*TASK DIRECTIONS*
Keep only the lines of the listing that include the word "heart", and copy them.

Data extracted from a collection
* * * * *

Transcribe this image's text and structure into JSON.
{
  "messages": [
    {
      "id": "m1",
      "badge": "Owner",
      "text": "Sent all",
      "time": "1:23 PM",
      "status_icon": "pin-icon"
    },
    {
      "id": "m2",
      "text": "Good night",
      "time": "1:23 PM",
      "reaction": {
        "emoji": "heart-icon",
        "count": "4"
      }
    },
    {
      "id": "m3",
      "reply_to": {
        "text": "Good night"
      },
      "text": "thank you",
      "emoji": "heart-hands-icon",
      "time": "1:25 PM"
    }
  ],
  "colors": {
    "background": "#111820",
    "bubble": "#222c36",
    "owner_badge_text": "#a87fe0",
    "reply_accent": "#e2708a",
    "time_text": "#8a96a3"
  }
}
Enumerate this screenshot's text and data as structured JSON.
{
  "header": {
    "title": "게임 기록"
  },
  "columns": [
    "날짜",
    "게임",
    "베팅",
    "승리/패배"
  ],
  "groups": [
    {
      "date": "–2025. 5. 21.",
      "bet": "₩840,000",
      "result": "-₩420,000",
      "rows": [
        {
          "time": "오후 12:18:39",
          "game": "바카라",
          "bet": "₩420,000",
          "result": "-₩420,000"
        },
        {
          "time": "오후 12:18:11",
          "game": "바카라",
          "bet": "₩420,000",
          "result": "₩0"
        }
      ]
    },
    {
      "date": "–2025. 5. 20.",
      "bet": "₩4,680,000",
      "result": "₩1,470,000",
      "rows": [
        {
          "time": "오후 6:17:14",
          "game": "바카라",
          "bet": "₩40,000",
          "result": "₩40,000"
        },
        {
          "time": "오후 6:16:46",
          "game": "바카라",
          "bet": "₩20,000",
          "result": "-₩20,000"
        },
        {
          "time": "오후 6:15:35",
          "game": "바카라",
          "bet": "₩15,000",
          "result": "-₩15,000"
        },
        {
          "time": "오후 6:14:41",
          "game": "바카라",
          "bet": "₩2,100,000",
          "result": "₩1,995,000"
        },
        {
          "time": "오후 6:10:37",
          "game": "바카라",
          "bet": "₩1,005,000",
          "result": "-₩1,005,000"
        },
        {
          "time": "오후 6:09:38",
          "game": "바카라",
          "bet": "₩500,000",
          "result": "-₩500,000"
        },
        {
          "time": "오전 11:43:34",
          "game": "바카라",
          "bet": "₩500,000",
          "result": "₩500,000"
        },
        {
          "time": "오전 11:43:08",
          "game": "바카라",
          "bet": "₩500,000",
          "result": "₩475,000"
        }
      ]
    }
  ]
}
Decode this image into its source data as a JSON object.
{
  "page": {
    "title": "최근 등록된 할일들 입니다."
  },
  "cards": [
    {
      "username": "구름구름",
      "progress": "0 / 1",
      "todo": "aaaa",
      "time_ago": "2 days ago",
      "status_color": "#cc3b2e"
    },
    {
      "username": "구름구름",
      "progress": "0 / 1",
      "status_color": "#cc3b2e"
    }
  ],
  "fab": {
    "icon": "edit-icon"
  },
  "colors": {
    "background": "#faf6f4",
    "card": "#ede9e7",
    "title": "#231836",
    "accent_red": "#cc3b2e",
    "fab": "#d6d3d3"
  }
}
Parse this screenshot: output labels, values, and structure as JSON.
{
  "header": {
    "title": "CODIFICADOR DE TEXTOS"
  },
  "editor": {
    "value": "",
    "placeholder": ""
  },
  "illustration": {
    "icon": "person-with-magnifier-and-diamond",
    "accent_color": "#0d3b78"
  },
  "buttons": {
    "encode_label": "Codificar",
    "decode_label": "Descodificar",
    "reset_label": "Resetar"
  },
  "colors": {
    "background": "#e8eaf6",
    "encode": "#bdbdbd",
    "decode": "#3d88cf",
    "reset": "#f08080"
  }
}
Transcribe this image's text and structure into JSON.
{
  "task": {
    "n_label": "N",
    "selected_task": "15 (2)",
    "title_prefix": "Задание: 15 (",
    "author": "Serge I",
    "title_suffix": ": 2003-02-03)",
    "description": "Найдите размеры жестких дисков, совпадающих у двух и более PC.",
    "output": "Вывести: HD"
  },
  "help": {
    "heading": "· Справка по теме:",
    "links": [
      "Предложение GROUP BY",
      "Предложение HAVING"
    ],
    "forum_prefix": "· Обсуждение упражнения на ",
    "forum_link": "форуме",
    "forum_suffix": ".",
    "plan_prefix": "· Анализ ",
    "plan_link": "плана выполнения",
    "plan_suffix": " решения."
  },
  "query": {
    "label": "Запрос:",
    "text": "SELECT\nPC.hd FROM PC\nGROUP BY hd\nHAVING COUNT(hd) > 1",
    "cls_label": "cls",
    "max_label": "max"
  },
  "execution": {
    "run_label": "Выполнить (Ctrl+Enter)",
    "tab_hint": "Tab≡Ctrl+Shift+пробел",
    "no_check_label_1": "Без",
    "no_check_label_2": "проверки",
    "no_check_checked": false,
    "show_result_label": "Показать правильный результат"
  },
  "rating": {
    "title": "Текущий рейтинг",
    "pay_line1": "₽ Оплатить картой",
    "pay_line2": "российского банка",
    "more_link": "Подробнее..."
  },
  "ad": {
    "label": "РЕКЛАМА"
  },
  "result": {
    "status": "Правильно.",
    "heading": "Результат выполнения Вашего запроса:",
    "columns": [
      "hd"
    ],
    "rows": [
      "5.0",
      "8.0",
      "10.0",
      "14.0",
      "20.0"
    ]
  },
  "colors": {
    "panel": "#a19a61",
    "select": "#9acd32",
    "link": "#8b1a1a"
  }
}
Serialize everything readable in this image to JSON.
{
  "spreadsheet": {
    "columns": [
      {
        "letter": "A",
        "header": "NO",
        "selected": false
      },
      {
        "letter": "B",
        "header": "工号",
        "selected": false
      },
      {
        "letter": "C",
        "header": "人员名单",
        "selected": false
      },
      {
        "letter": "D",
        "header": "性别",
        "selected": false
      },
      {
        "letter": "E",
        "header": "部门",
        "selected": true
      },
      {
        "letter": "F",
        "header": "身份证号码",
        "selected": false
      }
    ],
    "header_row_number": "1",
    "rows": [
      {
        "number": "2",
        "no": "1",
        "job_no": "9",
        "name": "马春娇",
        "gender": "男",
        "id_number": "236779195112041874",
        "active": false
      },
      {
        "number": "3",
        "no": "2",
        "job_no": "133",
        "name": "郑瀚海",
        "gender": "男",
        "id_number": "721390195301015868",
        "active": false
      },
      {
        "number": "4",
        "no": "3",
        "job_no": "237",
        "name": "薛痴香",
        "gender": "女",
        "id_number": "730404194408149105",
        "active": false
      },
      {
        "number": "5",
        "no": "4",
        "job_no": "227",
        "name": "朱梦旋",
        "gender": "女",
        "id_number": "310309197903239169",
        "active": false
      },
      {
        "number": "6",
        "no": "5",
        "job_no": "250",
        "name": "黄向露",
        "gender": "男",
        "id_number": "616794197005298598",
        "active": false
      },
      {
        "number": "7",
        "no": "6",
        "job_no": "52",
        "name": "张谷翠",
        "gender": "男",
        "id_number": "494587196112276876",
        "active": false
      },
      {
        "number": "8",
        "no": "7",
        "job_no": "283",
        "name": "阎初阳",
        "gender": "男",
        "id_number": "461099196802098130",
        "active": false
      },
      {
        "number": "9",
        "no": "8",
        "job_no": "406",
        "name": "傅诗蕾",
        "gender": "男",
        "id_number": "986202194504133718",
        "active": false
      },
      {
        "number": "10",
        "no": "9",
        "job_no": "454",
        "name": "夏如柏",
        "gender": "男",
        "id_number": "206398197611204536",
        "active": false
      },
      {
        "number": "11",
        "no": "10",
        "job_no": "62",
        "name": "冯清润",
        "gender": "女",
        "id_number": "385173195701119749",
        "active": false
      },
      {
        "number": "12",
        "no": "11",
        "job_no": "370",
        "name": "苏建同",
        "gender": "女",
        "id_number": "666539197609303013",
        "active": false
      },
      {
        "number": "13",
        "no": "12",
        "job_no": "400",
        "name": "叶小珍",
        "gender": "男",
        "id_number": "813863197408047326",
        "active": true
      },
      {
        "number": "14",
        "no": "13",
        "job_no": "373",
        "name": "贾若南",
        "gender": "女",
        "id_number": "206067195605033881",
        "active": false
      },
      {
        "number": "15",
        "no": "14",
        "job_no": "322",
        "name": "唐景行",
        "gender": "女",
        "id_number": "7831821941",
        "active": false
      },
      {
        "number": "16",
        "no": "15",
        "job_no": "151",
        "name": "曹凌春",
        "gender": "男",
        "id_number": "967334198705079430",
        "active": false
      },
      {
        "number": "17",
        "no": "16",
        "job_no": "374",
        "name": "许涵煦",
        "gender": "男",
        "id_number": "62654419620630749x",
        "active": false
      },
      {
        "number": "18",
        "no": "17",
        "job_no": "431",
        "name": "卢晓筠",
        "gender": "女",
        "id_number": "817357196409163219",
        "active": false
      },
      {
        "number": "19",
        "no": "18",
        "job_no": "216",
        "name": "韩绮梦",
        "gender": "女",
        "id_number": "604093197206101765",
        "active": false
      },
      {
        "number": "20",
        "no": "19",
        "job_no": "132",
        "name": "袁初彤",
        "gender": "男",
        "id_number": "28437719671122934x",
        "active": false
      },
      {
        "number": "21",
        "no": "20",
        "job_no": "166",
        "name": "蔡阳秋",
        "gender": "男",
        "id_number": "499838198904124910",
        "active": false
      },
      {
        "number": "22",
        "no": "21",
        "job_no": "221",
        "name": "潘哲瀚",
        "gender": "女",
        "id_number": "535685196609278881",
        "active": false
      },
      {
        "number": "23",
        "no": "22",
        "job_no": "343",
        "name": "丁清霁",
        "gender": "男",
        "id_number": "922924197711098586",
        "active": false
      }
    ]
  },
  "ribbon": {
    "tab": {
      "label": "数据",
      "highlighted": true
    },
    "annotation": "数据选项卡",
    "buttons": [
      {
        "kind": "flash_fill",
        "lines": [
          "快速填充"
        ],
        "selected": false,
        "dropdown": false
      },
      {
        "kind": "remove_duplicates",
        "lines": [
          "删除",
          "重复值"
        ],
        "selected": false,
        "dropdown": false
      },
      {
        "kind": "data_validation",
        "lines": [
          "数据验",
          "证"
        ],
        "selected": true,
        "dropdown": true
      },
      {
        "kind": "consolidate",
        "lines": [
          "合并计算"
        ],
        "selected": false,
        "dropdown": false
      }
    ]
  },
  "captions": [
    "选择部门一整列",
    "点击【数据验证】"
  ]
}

* * * * *

*WRITTEN RESPONSE*
        "emoji": "heart-icon",
      "emoji": "heart-hands-icon",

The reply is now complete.